_Work to do_
Copy the records verbatim, everything from the first line down to the line containing "panel: start with", with both of those lines included.

_Provided information_

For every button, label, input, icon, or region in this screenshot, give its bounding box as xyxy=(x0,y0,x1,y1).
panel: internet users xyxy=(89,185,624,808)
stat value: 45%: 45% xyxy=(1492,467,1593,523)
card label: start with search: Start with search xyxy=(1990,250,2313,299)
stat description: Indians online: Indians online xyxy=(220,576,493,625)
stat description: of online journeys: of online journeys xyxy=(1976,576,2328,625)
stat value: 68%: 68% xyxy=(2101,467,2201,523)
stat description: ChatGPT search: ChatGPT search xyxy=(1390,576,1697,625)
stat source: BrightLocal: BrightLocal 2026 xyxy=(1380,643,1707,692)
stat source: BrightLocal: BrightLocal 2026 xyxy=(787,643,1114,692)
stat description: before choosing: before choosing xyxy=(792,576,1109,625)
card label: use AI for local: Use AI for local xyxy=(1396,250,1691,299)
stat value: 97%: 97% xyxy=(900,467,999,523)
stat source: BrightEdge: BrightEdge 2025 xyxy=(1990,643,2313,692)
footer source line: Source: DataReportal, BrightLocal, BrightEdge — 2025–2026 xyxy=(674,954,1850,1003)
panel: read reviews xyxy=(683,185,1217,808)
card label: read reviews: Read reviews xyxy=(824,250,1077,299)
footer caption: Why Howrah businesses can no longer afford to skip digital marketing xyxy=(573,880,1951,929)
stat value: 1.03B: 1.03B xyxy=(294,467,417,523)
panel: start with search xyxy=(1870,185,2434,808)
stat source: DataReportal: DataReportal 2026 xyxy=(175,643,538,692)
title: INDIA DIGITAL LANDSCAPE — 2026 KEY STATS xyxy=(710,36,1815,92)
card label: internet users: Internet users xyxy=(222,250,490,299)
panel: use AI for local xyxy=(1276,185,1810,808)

_In response_
For every button, label, input, icon, or region in this screenshot, give its bounding box as xyxy=(x0,y0,x1,y1).
panel: internet users xyxy=(89,185,624,808)
stat value: 45%: 45% xyxy=(1492,467,1593,523)
card label: start with search: Start with search xyxy=(1990,250,2313,299)
stat description: Indians online: Indians online xyxy=(220,576,493,625)
stat description: of online journeys: of online journeys xyxy=(1976,576,2328,625)
stat value: 68%: 68% xyxy=(2101,467,2201,523)
stat description: ChatGPT search: ChatGPT search xyxy=(1390,576,1697,625)
stat source: BrightLocal: BrightLocal 2026 xyxy=(1380,643,1707,692)
stat source: BrightLocal: BrightLocal 2026 xyxy=(787,643,1114,692)
stat description: before choosing: before choosing xyxy=(792,576,1109,625)
card label: use AI for local: Use AI for local xyxy=(1396,250,1691,299)
stat value: 97%: 97% xyxy=(900,467,999,523)
stat source: BrightEdge: BrightEdge 2025 xyxy=(1990,643,2313,692)
footer source line: Source: DataReportal, BrightLocal, BrightEdge — 2025–2026 xyxy=(674,954,1850,1003)
panel: read reviews xyxy=(683,185,1217,808)
card label: read reviews: Read reviews xyxy=(824,250,1077,299)
footer caption: Why Howrah businesses can no longer afford to skip digital marketing xyxy=(573,880,1951,929)
stat value: 1.03B: 1.03B xyxy=(294,467,417,523)
panel: start with search xyxy=(1870,185,2434,808)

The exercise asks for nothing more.